§ İstenen görev:
Türk devleti ve iyimserlik konulu metinde "Mısır'daki Kavalalı olayından" ile başlayıp "sorununu bile çözemiyor." ile biten bölümü harfi harfine aktarır mısınız?

19 Ekim 2010 Salı

Türk Devleti ve Iyimserlik

     Türk devlet geleneğinde sorunları adil, karşılıklı rıza ve kabule dayalı çözme yeteneği yok. Tarihsel serüvenine bakıldığında bu yeteneğin edinilmek istenmediğini görürüz. Zamana yayma, bastırma, yok etme veya tolere edilebilir eşiğe getirerek birlikte yaşamayı yeğlediği sabittir. Bu bir devletli Türk refleksidir ve dönemsel renk değişimlerine rağmen cari bir vakadır. Dışardan kabul ettiği meselelerde çözüm formülü nettir; ya kültürel-zihinsel sindirim sistemini genişleterek müttefik olur ya da kontrollü bir düşmanlık gerilimiyle idare eder. İçerden gördüğü sorunlar karşısında ise daha agresif, saldırgan, parçalayıcı ve merhametsizdir. 
 
    Mısır'daki Kavalalı olayından tutun Balkanlara (Sırbistan, Yunanistan, Bulgaristan, Makedonya, Romanya, vs..) Arap coğrafyasına ve Girit'e kadar. Bunlar çözülmedi, kırıldı. Ermeni ve Kıbrıs meseleleri, büyük mezalimlere rağmen kısmen güncelliğini koruyor. Kürt meselesinde de Ermeni ve Makedon halklarının yaşadıklarının bileşimi yaşanmaya devam ediliyor. Bırakın halklarla ilgili meseleleri hala dünyanın en büyük metropolüne sahipken imar sorununu bile çözemiyor.
 
    Kürtlerin bu gelenekle ilgili tarihsel ittifak kurgularını referans göstererek, güncel anlamlar yükleyip günümüze yanlış tercümelerinin dörtbaşı mamur bir AKP ve yeni Kürt işbirlikçiliğini doğurduğunu söyleyip, itiraz etmenin şimdilik faydası yok. 'İttifak' dediğimiz işbirliğinin 'iyi Kürtler'le yapıldığını ama 'Kötü Kürtler'in ekarte edildiğini yeniden kendimize anlatmaya gerek yok.

§ Sağlanan veriler:
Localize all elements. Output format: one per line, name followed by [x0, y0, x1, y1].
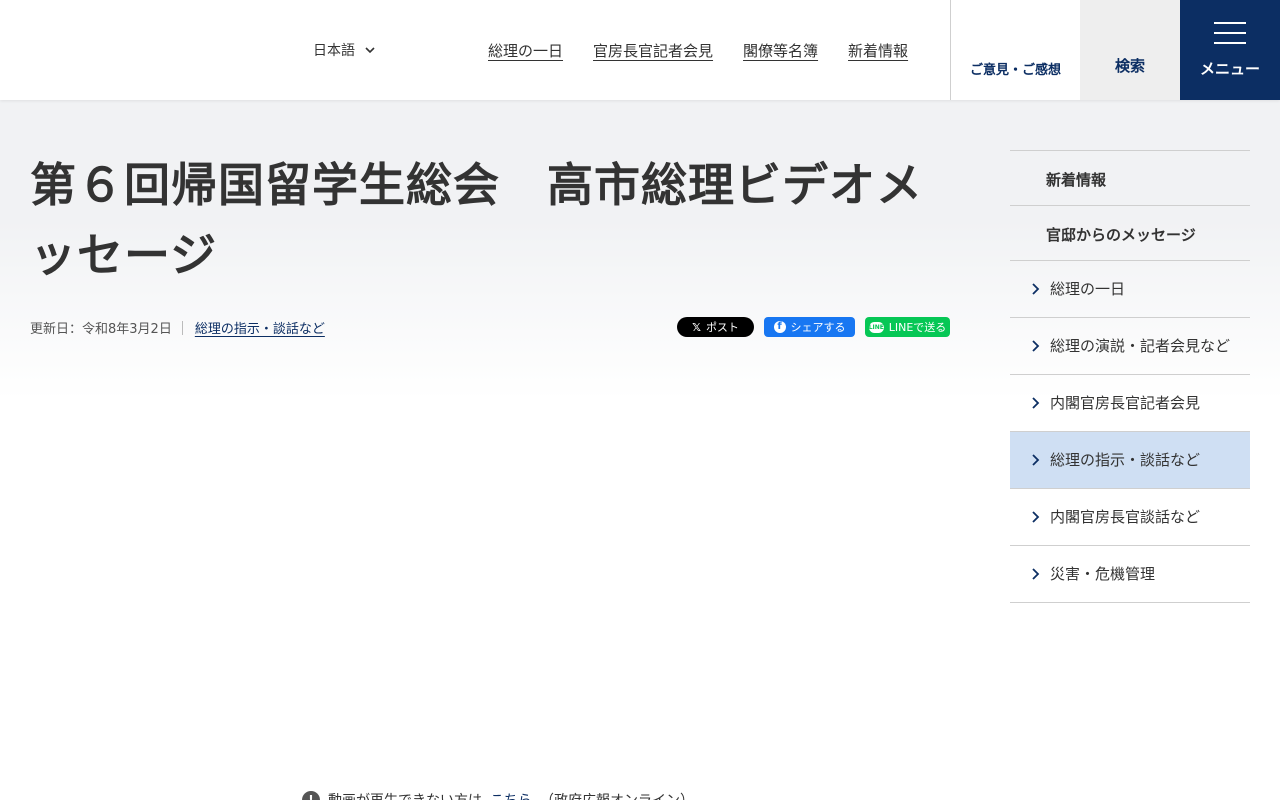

§ Alıştırma yanıtı:
Mısır'daki Kavalalı olayından tutun Balkanlara (Sırbistan, Yunanistan, Bulgaristan, Makedonya, Romanya, vs..) Arap coğrafyasına ve Girit'e kadar. Bunlar çözülmedi, kırıldı. Ermeni ve Kıbrıs meseleleri, büyük mezalimlere rağmen kısmen güncelliğini koruyor. Kürt meselesinde de Ermeni ve Makedon halklarının yaşadıklarının bileşimi yaşanmaya devam ediliyor. Bırakın halklarla ilgili meseleleri hala dünyanın en büyük metropolüne sahipken imar sorununu bile çözemiyor.